[Stored data]
--

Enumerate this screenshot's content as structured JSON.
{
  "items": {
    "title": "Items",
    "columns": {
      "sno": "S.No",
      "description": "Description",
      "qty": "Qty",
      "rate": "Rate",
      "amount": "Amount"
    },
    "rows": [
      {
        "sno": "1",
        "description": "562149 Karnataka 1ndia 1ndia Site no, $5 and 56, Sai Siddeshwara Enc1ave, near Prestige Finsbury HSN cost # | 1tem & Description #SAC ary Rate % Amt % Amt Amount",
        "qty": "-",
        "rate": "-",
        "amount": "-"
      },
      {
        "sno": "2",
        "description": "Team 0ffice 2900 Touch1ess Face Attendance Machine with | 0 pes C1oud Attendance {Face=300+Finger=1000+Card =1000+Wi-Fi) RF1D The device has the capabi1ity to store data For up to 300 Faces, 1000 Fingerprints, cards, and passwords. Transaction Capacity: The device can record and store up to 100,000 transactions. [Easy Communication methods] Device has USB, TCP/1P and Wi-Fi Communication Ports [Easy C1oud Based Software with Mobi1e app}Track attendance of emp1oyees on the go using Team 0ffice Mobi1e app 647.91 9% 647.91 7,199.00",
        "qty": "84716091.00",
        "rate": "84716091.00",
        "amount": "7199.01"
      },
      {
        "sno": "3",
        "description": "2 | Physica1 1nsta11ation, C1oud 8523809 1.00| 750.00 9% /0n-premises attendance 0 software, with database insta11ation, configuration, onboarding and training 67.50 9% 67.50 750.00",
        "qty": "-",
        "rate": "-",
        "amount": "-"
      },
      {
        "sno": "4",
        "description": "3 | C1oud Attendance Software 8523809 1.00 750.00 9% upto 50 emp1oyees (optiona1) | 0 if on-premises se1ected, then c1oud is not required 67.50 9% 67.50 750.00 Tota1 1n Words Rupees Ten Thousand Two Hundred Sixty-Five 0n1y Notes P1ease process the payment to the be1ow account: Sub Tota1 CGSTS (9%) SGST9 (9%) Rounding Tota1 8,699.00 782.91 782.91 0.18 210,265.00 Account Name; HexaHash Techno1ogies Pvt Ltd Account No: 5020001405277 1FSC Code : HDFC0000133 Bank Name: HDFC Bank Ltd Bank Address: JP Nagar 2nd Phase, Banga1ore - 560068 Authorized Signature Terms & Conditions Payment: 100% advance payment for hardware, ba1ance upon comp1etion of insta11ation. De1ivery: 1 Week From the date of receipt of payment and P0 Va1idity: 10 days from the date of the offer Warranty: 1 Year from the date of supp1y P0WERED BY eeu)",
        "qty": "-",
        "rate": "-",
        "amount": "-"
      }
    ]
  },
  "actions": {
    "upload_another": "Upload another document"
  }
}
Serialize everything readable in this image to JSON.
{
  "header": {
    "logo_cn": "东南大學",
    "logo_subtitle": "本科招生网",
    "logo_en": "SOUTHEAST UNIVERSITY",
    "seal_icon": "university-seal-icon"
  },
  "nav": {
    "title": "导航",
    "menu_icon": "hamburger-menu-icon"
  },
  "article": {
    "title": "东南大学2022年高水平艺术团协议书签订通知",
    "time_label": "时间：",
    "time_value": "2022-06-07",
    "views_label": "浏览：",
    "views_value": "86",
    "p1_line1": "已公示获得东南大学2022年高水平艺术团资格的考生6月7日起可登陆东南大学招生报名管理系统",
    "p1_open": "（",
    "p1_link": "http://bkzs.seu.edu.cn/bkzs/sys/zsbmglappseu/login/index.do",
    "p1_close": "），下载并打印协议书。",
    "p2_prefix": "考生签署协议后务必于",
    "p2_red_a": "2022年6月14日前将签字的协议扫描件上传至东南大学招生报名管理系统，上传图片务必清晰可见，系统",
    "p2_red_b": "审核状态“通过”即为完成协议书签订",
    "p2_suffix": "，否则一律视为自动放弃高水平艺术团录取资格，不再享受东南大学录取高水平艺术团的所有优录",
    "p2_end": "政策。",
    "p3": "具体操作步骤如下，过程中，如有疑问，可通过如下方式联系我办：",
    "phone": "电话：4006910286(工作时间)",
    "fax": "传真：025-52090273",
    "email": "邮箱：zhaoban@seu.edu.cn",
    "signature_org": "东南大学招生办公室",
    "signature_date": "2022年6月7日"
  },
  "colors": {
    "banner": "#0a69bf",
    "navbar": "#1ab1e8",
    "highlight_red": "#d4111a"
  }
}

--

### WRITTEN PROBLEM
Scan the data for the word "premises" and copy every line where it shows up.

### PROBLEM SOLUTION
        "description": "2 | Physica1 1nsta11ation, C1oud 8523809 1.00| 750.00 9% /0n-premises attendance 0 software, with database insta11ation, configuration, onboarding and training 67.50 9% 67.50 750.00",
        "description": "3 | C1oud Attendance Software 8523809 1.00 750.00 9% upto 50 emp1oyees (optiona1) | 0 if on-premises se1ected, then c1oud is not required 67.50 9% 67.50 750.00 Tota1 1n Words Rupees Ten Thousand Two Hundred Sixty-Five 0n1y Notes P1ease process the payment to the be1ow account: Sub Tota1 CGSTS (9%) SGST9 (9%) Rounding Tota1 8,699.00 782.91 782.91 0.18 210,265.00 Account Name; HexaHash Techno1ogies Pvt Ltd Account No: 5020001405277 1FSC Code : HDFC0000133 Bank Name: HDFC Bank Ltd Bank Address: JP Nagar 2nd Phase, Banga1ore - 560068 Authorized Signature Terms & Conditions Payment: 100% advance payment for hardware, ba1ance upon comp1etion of insta11ation. De1ivery: 1 Week From the date of receipt of payment and P0 Va1idity: 10 days from the date of the offer Warranty: 1 Year from the date of supp1y P0WERED BY eeu)",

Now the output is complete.